REQUIREMENTS » Reproduce each record exactly.

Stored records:
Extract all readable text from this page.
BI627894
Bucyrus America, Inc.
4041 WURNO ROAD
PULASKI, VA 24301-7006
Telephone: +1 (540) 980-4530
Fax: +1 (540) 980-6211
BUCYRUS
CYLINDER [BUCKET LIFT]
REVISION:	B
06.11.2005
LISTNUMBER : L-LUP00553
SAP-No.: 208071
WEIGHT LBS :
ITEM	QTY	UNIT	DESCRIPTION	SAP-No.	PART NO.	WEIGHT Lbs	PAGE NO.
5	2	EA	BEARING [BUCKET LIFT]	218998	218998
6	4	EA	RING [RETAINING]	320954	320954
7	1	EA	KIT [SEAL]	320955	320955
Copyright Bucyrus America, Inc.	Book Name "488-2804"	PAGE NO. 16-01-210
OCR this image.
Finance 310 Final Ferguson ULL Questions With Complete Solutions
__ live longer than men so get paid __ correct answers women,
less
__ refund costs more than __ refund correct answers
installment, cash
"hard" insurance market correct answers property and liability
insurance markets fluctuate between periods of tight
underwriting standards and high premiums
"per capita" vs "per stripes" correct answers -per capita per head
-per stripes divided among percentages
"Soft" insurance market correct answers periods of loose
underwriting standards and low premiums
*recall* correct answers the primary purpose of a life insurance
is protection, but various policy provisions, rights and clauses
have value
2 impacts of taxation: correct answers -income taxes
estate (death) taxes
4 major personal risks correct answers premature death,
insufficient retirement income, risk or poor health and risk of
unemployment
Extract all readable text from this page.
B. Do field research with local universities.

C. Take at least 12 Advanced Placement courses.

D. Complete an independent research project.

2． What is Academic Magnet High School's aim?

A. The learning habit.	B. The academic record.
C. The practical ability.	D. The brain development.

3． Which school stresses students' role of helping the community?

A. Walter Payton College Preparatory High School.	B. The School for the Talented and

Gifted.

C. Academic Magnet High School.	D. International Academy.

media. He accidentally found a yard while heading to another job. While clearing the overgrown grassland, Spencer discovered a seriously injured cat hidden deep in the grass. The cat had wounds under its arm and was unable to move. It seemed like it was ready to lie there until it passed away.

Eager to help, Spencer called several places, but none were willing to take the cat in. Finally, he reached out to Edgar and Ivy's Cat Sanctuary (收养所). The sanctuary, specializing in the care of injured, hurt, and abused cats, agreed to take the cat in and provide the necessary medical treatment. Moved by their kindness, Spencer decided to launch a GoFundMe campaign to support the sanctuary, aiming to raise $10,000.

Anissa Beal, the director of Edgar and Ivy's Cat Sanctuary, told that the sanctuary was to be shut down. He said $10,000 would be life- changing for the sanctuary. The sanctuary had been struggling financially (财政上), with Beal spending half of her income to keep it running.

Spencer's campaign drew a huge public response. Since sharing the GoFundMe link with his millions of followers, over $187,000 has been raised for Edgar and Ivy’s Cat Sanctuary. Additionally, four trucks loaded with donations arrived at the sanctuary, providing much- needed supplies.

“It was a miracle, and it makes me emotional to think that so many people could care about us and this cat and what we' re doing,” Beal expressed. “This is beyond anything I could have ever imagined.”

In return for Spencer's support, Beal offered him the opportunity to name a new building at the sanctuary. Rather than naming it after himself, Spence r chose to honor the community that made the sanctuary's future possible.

THE REPLY »
Extract all readable text from this page.
BI627894
Bucyrus America, Inc.
4041 WURNO ROAD
PULASKI, VA 24301-7006
Telephone: +1 (540) 980-4530
Fax: +1 (540) 980-6211
BUCYRUS
CYLINDER [BUCKET LIFT]
REVISION:	B
06.11.2005
LISTNUMBER : L-LUP00553
SAP-No.: 208071
WEIGHT LBS :
ITEM	QTY	UNIT	DESCRIPTION	SAP-No.	PART NO.	WEIGHT Lbs	PAGE NO.
5	2	EA	BEARING [BUCKET LIFT]	218998	218998
6	4	EA	RING [RETAINING]	320954	320954
7	1	EA	KIT [SEAL]	320955	320955
Copyright Bucyrus America, Inc.	Book Name "488-2804"	PAGE NO. 16-01-210
OCR this image.
Finance 310 Final Ferguson ULL Questions With Complete Solutions
__ live longer than men so get paid __ correct answers women,
less
__ refund costs more than __ refund correct answers
installment, cash
"hard" insurance market correct answers property and liability
insurance markets fluctuate between periods of tight
underwriting standards and high premiums
"per capita" vs "per stripes" correct answers -per capita per head
-per stripes divided among percentages
"Soft" insurance market correct answers periods of loose
underwriting standards and low premiums
*recall* correct answers the primary purpose of a life insurance
is protection, but various policy provisions, rights and clauses
have value
2 impacts of taxation: correct answers -income taxes
estate (death) taxes
4 major personal risks correct answers premature death,
insufficient retirement income, risk or poor health and risk of
unemployment
Extract all readable text from this page.
B. Do field research with local universities.

C. Take at least 12 Advanced Placement courses.

D. Complete an independent research project.

2． What is Academic Magnet High School's aim?

A. The learning habit.	B. The academic record.
C. The practical ability.	D. The brain development.

3． Which school stresses students' role of helping the community?

A. Walter Payton College Preparatory High School.	B. The School for the Talented and

Gifted.

C. Academic Magnet High School.	D. International Academy.

media. He accidentally found a yard while heading to another job. While clearing the overgrown grassland, Spencer discovered a seriously injured cat hidden deep in the grass. The cat had wounds under its arm and was unable to move. It seemed like it was ready to lie there until it passed away.

Eager to help, Spencer called several places, but none were willing to take the cat in. Finally, he reached out to Edgar and Ivy's Cat Sanctuary (收养所). The sanctuary, specializing in the care of injured, hurt, and abused cats, agreed to take the cat in and provide the necessary medical treatment. Moved by their kindness, Spencer decided to launch a GoFundMe campaign to support the sanctuary, aiming to raise $10,000.

Anissa Beal, the director of Edgar and Ivy's Cat Sanctuary, told that the sanctuary was to be shut down. He said $10,000 would be life- changing for the sanctuary. The sanctuary had been struggling financially (财政上), with Beal spending half of her income to keep it running.

Spencer's campaign drew a huge public response. Since sharing the GoFundMe link with his millions of followers, over $187,000 has been raised for Edgar and Ivy’s Cat Sanctuary. Additionally, four trucks loaded with donations arrived at the sanctuary, providing much- needed supplies.

“It was a miracle, and it makes me emotional to think that so many people could care about us and this cat and what we' re doing,” Beal expressed. “This is beyond anything I could have ever imagined.”

In return for Spencer's support, Beal offered him the opportunity to name a new building at the sanctuary. Rather than naming it after himself, Spence r chose to honor the community that made the sanctuary's future possible.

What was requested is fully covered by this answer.